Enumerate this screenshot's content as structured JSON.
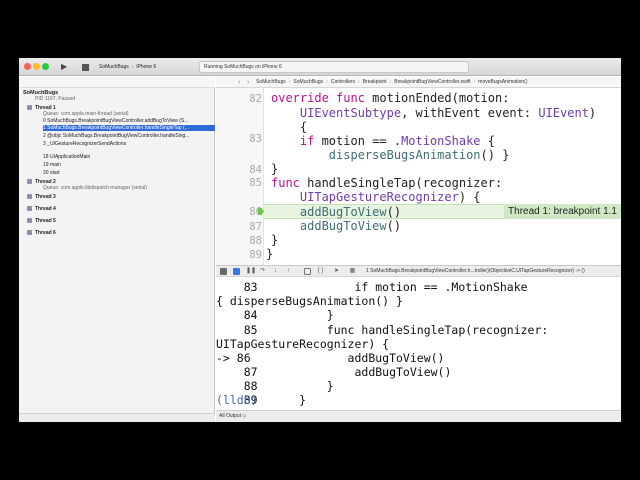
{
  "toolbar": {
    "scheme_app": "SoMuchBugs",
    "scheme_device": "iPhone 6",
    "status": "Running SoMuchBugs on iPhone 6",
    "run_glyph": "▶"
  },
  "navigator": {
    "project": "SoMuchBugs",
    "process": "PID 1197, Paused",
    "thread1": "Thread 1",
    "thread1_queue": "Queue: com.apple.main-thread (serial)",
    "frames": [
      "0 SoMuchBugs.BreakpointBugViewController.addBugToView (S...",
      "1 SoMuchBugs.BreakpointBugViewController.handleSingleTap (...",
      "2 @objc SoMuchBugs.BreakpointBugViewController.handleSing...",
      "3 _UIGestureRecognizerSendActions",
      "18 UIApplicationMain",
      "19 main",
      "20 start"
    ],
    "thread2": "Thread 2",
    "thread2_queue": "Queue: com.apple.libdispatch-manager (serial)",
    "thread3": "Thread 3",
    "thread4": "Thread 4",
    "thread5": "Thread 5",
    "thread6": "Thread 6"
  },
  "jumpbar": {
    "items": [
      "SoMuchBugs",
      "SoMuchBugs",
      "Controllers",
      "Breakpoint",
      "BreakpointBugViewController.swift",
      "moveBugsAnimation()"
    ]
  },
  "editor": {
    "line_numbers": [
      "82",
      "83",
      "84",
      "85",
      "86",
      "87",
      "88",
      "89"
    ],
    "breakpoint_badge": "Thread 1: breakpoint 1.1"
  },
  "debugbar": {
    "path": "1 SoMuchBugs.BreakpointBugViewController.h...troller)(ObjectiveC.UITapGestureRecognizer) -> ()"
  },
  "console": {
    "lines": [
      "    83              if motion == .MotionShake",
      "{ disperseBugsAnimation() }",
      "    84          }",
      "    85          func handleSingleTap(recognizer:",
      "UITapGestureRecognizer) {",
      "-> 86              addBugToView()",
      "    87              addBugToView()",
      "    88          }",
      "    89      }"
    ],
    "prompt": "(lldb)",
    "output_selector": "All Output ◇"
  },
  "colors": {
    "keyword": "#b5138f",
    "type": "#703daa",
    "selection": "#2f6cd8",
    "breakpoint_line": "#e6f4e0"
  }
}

***

• Directive:
Copy out each line that contains the word "UITapGestureRecognizer".

• The solution:
    "path": "1 SoMuchBugs.BreakpointBugViewController.h...troller)(ObjectiveC.UITapGestureRecognizer) -> ()"
      "UITapGestureRecognizer) {",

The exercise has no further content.